■ **TEXTE DONNÉ**:
▶

Guy SCIARRONE

Les plongées

Que ressent on la première fois qu’on entre dans les abysses, qu’on pénètre dans la zone sans lumière ?

Depuis mon enfance je suis attiré par le milieu marin. Je suis né à Marseille, ville que j’ai quittée après y avoir vécu 29 années. C’est un lieu de prédilection pour l’exploration sous-marine : j’ai passé tous mes diplômes de plongée dans la région et j’ai travaillé durant 2 années à COMEX équipements. Mon incursion dans le monde du silence a été progressive mais passionnante. J’ai découvert les abysses en décembre 1973, en plongeant plusieurs fois à des profondeurs supérieures à 1 000 mètres.

En dehors des sites hydrothermaux et des épaves de toutes sortes, le plaisir vient surtout du fait que l’on peut évoluer en trois dimensions dans ce milieu hostile, avec un engin qui nous a demandé beaucoup d’heures de travail pour atteindre ce niveau de performance et de sécurité.

 

Vous avez participé à des plongées emblématiques : FAMOUS ; l’épave du Titanic. Pouvez-vous nous en parler ? Aviez-vous à l’époque le sentiment de participer à des expéditions fondamentales scientifiquement et historiquement ?

 1974 est le début des premières campagnes opérationnelles avec Cyana, et FAMOUS annonce une série de campagnes, pour les géologues, sur les mouvements des plaques océaniques. Avec FAMOUS, ils souhaitaient trouver une manifestation du phénomène d’hydrothermalisme, mais ce ne fut pas le cas. Les premiers sites hydrothermaux sont observés en 1978 lors de la campagne CYAMEX dans le Pacifique au large du Mexique.

Pour le Titanic, l’IFREMER faisait depuis plusieurs années des recherches sur les traces du naufrage. Différentes archives ont été consultées dans le but de délimiter une zone de recherche la plus précise possible. Toutes ces données sont utilisées lors de la campagne de 1985. Le Suroit sera le navire de surface avec à son bord un sonar acoustique remorqué, équipé d’un magnétomètre très performant.

◀

■ **DONNÉES EXTRAITES**:
▶

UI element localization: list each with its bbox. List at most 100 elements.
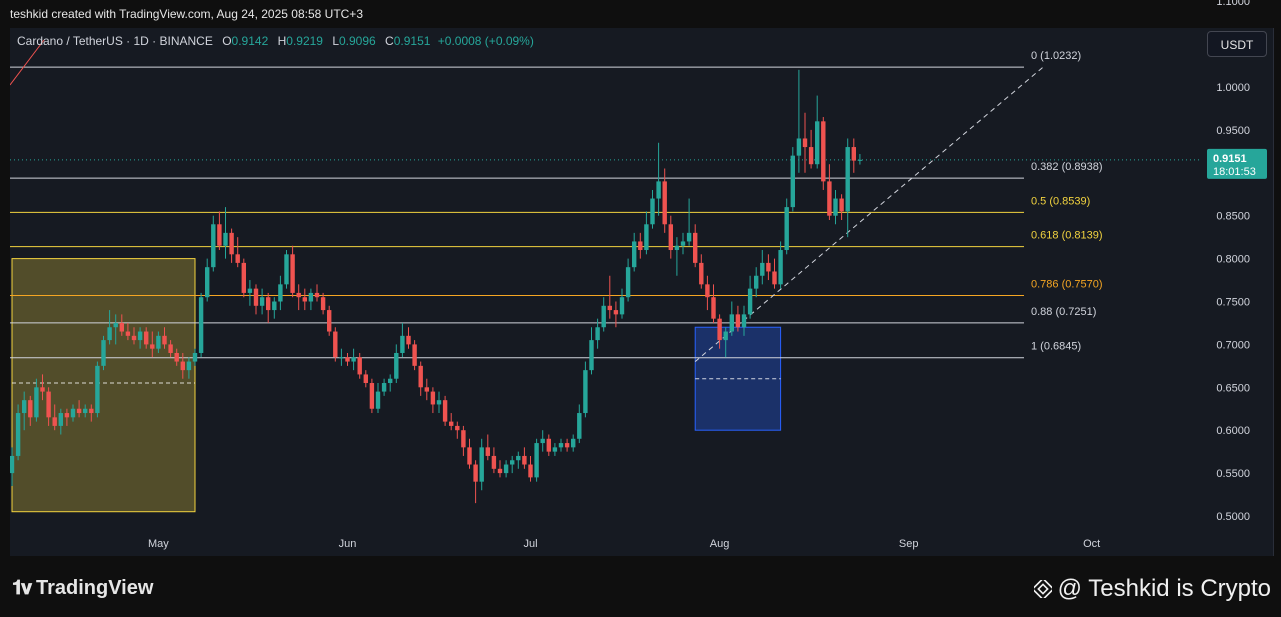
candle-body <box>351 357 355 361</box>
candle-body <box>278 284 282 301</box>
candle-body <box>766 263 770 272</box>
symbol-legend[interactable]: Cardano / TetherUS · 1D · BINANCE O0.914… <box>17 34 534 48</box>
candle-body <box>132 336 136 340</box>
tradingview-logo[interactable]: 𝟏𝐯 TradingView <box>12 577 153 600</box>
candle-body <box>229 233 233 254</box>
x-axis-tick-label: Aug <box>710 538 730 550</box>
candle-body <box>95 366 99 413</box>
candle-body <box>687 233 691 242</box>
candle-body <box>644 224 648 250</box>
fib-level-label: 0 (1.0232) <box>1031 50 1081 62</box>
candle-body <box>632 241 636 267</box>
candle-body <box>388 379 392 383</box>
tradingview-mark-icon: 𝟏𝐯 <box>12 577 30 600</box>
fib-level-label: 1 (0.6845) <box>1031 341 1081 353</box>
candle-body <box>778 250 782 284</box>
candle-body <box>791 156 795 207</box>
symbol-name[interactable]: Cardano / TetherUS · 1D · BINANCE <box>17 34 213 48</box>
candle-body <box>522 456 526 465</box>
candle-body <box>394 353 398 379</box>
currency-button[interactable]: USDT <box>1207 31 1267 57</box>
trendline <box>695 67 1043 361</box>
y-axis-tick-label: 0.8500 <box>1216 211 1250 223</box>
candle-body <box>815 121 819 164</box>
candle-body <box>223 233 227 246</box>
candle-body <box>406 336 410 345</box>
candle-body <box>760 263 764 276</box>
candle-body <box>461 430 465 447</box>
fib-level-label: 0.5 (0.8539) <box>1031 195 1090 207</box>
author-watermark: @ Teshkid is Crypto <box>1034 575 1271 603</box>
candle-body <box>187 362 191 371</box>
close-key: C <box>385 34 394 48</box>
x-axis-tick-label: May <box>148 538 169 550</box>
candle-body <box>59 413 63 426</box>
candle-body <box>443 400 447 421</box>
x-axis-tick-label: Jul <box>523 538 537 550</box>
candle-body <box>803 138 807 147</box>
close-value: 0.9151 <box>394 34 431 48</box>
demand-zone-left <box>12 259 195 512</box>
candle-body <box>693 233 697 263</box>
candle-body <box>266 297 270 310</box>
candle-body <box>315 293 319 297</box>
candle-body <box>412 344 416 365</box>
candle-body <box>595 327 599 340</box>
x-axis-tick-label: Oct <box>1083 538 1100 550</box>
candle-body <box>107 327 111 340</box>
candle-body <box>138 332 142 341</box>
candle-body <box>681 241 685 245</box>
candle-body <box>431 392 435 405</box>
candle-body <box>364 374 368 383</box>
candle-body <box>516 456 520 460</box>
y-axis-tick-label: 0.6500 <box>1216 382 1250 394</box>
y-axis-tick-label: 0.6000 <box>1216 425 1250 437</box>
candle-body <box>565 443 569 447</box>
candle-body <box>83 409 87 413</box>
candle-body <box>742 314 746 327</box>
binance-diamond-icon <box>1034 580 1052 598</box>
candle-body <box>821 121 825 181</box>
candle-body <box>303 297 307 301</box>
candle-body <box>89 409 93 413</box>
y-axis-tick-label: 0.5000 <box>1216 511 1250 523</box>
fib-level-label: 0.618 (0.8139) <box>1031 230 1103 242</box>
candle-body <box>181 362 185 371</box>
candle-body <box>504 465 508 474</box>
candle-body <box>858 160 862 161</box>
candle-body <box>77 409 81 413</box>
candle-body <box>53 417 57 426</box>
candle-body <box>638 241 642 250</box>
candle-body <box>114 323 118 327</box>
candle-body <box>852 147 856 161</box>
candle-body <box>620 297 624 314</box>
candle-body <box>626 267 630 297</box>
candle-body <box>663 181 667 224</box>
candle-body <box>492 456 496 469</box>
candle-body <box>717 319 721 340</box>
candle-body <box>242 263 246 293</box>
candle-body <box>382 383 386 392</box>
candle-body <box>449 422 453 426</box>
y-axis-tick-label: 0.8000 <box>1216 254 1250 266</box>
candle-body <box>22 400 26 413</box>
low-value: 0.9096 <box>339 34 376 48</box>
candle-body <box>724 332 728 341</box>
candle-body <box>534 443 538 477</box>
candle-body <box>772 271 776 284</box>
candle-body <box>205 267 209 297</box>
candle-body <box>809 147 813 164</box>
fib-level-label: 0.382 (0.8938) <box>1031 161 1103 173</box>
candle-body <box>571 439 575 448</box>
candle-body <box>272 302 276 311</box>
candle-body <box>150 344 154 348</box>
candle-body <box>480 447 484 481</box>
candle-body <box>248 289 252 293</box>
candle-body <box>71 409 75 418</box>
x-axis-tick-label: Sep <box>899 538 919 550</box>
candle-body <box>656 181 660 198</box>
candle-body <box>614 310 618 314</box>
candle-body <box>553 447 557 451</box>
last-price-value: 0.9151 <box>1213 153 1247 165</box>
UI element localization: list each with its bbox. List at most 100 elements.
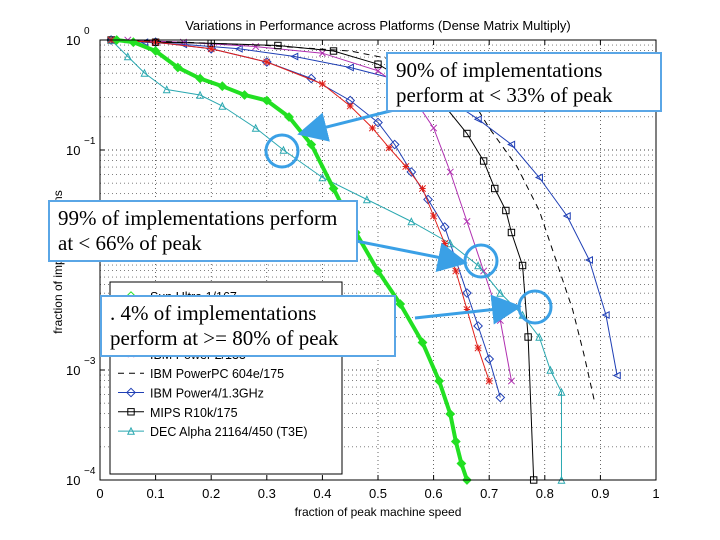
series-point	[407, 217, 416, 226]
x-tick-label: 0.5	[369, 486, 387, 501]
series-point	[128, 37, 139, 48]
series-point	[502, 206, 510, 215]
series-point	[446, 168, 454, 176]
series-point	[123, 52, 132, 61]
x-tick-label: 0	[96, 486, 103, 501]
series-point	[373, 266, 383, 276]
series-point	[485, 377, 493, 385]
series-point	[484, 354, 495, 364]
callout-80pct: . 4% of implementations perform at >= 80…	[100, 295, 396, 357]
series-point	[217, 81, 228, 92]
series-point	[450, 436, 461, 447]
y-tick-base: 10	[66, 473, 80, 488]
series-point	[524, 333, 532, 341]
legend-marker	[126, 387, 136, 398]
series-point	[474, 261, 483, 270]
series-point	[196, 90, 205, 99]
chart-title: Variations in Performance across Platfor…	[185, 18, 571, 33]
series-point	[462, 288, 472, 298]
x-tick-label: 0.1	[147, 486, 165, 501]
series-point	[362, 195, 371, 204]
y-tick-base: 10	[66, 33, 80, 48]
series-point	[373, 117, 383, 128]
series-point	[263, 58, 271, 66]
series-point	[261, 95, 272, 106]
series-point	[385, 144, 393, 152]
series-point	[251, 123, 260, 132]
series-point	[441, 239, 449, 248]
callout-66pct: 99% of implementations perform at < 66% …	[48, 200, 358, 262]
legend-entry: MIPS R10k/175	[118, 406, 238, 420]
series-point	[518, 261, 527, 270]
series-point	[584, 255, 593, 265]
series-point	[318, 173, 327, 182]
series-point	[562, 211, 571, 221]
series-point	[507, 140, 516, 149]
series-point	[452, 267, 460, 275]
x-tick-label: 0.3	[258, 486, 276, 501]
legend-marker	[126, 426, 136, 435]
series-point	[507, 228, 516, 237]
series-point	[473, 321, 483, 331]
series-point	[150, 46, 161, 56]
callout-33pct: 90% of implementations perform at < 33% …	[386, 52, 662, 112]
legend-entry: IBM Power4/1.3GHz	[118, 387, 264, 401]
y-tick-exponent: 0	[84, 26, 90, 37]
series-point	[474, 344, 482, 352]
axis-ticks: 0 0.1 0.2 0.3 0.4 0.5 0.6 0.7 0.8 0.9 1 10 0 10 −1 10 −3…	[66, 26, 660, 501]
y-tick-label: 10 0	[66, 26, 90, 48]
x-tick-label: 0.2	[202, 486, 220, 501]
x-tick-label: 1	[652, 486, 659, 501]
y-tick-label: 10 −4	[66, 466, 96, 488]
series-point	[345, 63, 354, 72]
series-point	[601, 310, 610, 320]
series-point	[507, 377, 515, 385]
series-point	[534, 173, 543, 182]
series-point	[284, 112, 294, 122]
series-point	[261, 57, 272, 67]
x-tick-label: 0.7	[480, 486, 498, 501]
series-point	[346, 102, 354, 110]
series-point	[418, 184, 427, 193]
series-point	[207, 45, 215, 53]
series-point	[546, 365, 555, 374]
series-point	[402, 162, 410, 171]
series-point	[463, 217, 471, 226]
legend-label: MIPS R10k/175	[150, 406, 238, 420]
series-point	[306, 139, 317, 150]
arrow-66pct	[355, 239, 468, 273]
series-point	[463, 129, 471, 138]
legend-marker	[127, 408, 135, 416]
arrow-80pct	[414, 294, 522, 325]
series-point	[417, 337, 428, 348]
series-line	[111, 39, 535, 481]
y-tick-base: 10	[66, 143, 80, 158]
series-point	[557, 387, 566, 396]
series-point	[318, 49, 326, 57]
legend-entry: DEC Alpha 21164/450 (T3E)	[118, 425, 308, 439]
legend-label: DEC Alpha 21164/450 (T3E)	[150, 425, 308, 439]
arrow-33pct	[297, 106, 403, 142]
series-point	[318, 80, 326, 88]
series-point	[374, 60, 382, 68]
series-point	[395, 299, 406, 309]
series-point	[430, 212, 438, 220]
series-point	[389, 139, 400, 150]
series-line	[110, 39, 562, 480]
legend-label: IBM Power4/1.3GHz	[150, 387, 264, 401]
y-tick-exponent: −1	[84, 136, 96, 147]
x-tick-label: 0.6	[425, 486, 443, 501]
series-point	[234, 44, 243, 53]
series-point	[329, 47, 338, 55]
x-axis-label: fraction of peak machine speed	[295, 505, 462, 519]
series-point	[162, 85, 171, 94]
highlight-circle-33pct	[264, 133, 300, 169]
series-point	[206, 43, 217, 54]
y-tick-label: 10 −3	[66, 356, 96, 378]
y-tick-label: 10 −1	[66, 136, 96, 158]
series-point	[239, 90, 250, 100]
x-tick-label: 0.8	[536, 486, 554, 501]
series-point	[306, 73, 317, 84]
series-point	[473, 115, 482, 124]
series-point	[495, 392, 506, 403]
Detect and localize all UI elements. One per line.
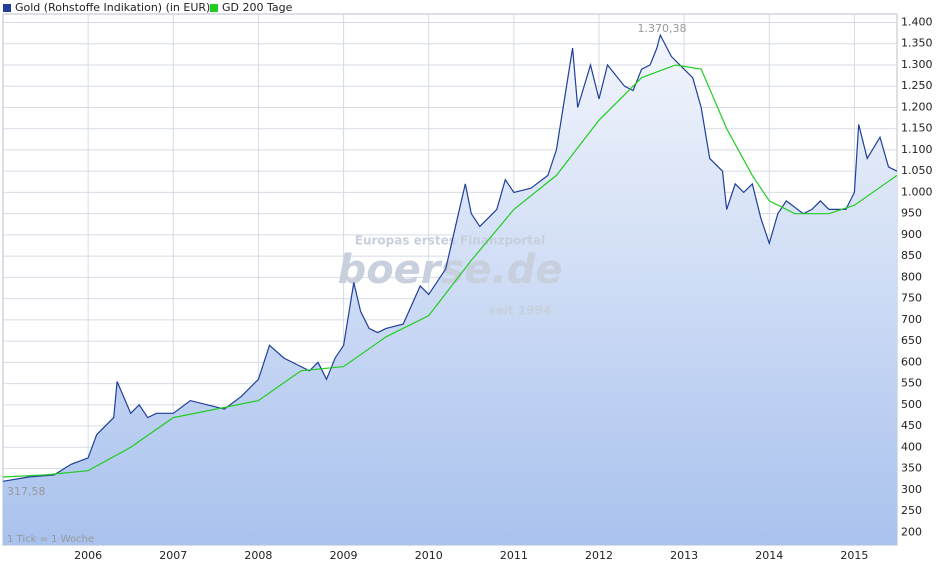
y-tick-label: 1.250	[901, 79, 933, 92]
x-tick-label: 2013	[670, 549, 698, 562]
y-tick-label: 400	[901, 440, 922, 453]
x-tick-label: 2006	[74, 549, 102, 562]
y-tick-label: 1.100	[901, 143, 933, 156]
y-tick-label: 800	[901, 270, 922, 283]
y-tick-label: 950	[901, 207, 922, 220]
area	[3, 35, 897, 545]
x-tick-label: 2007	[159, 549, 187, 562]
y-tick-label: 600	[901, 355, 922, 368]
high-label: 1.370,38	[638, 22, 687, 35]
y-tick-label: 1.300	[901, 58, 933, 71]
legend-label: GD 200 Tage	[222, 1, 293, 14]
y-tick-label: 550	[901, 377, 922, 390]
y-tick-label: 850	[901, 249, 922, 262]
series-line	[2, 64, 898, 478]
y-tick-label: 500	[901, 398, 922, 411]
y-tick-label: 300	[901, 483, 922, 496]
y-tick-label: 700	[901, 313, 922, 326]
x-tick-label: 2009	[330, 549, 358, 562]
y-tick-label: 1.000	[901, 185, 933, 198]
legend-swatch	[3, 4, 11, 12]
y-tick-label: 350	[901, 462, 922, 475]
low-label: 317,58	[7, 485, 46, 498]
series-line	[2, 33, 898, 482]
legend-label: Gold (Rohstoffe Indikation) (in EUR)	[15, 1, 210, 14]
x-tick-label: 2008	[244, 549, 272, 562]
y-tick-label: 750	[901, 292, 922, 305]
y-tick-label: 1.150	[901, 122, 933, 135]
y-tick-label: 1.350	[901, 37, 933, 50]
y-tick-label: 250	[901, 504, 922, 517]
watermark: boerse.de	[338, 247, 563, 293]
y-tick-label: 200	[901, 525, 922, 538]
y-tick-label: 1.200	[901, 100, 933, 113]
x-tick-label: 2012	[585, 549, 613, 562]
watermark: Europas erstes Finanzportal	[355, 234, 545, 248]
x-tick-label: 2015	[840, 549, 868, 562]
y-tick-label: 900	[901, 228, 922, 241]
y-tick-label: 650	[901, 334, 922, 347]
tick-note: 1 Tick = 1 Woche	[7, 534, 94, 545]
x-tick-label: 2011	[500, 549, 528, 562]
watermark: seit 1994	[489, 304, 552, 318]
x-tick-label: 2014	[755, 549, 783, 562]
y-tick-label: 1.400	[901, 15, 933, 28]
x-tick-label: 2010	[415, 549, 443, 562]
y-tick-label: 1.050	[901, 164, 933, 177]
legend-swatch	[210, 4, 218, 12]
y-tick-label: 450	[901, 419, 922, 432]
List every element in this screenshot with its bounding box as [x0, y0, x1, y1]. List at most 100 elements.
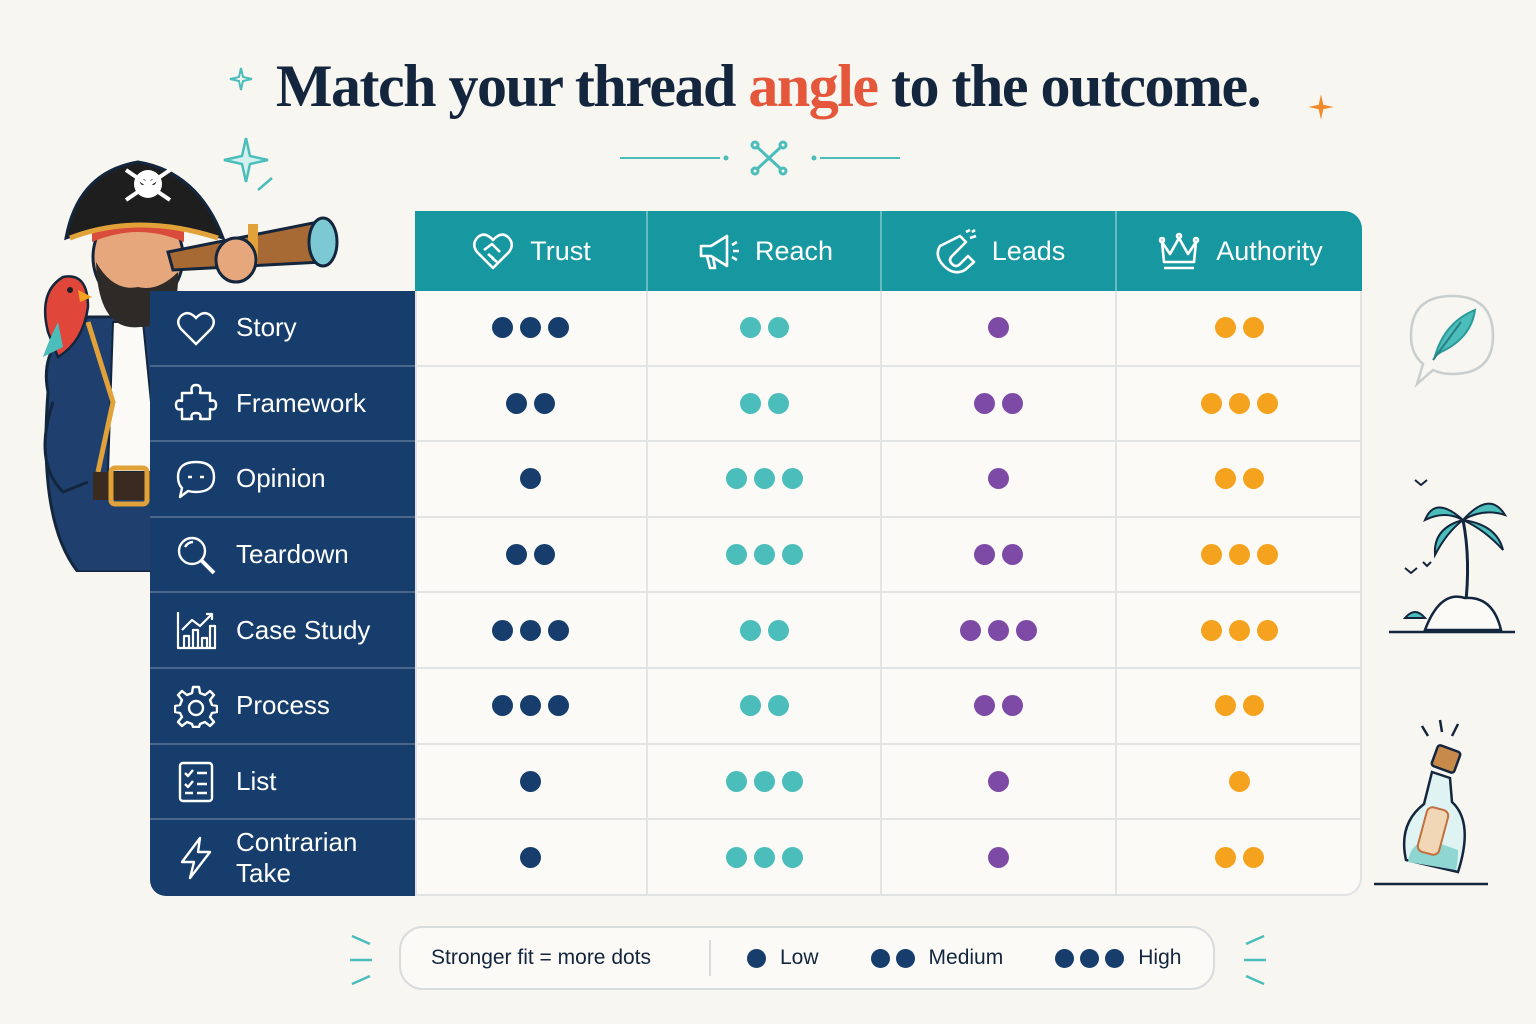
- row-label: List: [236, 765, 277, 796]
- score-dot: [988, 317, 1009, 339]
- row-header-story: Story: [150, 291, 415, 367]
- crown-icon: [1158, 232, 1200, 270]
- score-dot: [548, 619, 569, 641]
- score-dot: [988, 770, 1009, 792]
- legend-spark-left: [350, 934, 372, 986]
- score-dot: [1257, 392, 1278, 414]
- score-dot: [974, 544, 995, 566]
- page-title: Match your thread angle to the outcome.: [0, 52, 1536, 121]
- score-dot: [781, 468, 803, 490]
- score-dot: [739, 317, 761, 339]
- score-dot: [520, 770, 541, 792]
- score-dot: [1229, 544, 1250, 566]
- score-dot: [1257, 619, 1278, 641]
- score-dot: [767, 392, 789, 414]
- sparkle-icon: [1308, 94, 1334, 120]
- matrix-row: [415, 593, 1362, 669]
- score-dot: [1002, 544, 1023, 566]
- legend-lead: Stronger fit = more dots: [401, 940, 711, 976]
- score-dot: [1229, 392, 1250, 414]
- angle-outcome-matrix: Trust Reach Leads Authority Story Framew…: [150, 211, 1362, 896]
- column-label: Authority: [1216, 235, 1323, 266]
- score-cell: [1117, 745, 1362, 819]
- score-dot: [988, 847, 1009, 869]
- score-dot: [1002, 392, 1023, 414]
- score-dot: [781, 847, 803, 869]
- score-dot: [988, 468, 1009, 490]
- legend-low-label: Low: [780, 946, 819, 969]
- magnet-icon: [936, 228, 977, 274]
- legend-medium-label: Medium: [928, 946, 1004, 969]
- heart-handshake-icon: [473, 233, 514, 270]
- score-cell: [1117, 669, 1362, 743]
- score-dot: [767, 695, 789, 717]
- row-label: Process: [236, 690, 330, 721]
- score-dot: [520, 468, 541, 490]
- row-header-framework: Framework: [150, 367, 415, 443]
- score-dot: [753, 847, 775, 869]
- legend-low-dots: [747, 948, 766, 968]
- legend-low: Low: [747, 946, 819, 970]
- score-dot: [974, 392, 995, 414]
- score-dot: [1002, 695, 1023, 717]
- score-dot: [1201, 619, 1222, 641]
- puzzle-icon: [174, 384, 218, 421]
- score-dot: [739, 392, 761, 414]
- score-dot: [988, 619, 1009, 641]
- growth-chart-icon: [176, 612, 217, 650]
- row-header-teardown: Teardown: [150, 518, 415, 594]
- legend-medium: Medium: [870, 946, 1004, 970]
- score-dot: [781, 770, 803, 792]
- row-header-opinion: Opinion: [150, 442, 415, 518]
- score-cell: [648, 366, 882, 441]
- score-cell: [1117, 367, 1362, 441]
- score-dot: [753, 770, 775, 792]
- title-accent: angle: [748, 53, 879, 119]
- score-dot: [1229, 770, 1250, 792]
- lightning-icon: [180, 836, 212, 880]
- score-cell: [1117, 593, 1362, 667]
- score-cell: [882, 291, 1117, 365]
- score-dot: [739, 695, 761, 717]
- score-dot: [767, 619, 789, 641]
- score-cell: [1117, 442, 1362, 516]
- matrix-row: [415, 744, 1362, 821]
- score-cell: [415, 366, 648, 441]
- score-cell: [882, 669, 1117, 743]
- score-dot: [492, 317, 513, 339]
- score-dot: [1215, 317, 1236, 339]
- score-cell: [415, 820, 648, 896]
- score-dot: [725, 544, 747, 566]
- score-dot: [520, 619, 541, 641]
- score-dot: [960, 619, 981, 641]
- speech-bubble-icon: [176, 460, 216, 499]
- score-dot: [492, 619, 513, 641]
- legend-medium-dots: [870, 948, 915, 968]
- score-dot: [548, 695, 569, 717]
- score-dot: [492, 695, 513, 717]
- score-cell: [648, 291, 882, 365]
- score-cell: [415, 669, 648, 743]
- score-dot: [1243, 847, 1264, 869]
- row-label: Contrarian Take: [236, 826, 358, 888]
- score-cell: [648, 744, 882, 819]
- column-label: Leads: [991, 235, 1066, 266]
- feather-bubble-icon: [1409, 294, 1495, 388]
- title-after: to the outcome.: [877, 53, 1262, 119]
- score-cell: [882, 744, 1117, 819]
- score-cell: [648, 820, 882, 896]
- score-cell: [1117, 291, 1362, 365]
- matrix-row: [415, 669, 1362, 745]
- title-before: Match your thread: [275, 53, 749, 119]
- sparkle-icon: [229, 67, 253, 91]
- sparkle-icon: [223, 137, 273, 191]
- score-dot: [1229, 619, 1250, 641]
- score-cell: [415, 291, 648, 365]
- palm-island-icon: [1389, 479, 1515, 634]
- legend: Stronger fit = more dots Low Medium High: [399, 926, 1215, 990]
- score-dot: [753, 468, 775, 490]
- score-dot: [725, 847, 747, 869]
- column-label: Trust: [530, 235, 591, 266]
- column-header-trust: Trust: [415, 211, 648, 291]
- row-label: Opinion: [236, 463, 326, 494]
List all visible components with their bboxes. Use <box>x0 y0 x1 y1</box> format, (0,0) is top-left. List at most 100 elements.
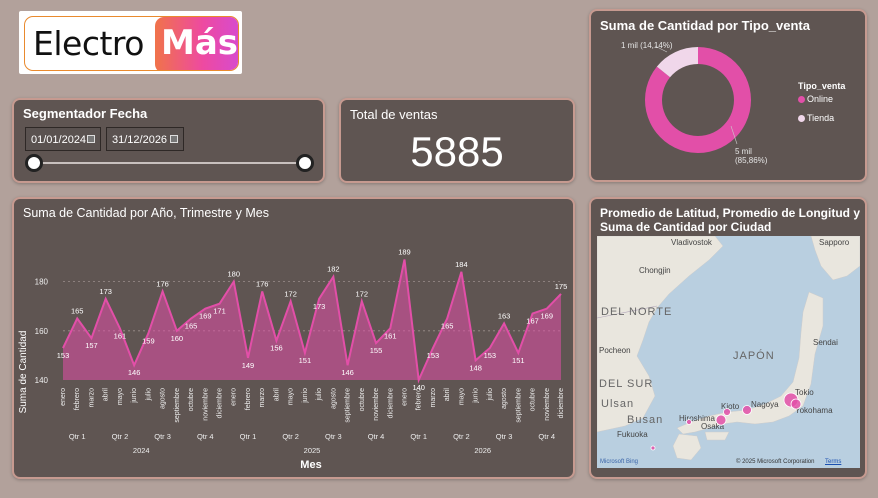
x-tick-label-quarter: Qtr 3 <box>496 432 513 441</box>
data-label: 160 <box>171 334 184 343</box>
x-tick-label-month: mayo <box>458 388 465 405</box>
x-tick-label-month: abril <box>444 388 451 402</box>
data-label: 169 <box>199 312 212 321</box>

◀

Recopiez, dans le texte sur les plongées, tout ce qui va de « 1974 est le » jusqu'à « magnétomètre très performant. ».

■ **RÉSULTAT OBTENU**:
1974 est le début des premières campagnes opérationnelles avec Cyana, et FAMOUS annonce une série de campagnes, pour les géologues, sur les mouvements des plaques océaniques. Avec FAMOUS, ils souhaitaient trouver une manifestation du phénomène d’hydrothermalisme, mais ce ne fut pas le cas. Les premiers sites hydrothermaux sont observés en 1978 lors de la campagne CYAMEX dans le Pacifique au large du Mexique.

Pour le Titanic, l’IFREMER faisait depuis plusieurs années des recherches sur les traces du naufrage. Différentes archives ont été consultées dans le but de délimiter une zone de recherche la plus précise possible. Toutes ces données sont utilisées lors de la campagne de 1985. Le Suroit sera le navire de surface avec à son bord un sonar acoustique remorqué, équipé d’un magnétomètre très performant.